Collection entries:
** begin **
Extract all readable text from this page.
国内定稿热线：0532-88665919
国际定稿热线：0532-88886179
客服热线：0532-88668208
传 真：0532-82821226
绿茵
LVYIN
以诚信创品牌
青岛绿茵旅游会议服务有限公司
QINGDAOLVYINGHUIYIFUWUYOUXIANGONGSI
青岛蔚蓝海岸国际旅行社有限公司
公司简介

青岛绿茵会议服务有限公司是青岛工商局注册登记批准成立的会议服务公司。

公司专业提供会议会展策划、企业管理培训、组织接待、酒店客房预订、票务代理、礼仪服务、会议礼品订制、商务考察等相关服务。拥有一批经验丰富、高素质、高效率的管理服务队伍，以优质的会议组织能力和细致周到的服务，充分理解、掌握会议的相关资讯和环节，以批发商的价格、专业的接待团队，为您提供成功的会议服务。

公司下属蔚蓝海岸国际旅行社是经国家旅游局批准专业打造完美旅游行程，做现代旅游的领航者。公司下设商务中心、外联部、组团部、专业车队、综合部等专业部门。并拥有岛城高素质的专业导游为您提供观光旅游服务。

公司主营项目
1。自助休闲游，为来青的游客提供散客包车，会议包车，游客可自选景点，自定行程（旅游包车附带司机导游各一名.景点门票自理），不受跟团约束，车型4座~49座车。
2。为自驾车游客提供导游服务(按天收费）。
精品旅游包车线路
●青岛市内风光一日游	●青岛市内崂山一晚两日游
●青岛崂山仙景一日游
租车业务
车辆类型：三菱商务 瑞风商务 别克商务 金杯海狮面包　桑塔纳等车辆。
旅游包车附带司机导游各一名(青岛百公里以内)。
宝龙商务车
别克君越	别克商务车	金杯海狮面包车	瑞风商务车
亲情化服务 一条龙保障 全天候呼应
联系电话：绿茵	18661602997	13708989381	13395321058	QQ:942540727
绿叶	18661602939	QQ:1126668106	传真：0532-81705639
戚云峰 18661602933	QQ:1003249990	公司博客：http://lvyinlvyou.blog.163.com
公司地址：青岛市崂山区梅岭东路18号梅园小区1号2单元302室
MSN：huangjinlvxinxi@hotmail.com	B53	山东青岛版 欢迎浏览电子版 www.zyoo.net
** end **
» **WRITTEN PROBLEM**: Type out the material again exactly as presented.

» **ANSWER FOR THIS EXERCISE**:
Extract all readable text from this page.
国内定稿热线：0532-88665919
国际定稿热线：0532-88886179
客服热线：0532-88668208
传 真：0532-82821226
绿茵
LVYIN
以诚信创品牌
青岛绿茵旅游会议服务有限公司
QINGDAOLVYINGHUIYIFUWUYOUXIANGONGSI
青岛蔚蓝海岸国际旅行社有限公司
公司简介

青岛绿茵会议服务有限公司是青岛工商局注册登记批准成立的会议服务公司。

公司专业提供会议会展策划、企业管理培训、组织接待、酒店客房预订、票务代理、礼仪服务、会议礼品订制、商务考察等相关服务。拥有一批经验丰富、高素质、高效率的管理服务队伍，以优质的会议组织能力和细致周到的服务，充分理解、掌握会议的相关资讯和环节，以批发商的价格、专业的接待团队，为您提供成功的会议服务。

公司下属蔚蓝海岸国际旅行社是经国家旅游局批准专业打造完美旅游行程，做现代旅游的领航者。公司下设商务中心、外联部、组团部、专业车队、综合部等专业部门。并拥有岛城高素质的专业导游为您提供观光旅游服务。

公司主营项目
1。自助休闲游，为来青的游客提供散客包车，会议包车，游客可自选景点，自定行程（旅游包车附带司机导游各一名.景点门票自理），不受跟团约束，车型4座~49座车。
2。为自驾车游客提供导游服务(按天收费）。
精品旅游包车线路
●青岛市内风光一日游	●青岛市内崂山一晚两日游
●青岛崂山仙景一日游
租车业务
车辆类型：三菱商务 瑞风商务 别克商务 金杯海狮面包　桑塔纳等车辆。
旅游包车附带司机导游各一名(青岛百公里以内)。
宝龙商务车
别克君越	别克商务车	金杯海狮面包车	瑞风商务车
亲情化服务 一条龙保障 全天候呼应
联系电话：绿茵	18661602997	13708989381	13395321058	QQ:942540727
绿叶	18661602939	QQ:1126668106	传真：0532-81705639
戚云峰 18661602933	QQ:1003249990	公司博客：http://lvyinlvyou.blog.163.com
公司地址：青岛市崂山区梅岭东路18号梅园小区1号2单元302室
MSN：huangjinlvxinxi@hotmail.com	B53	山东青岛版 欢迎浏览电子版 www.zyoo.net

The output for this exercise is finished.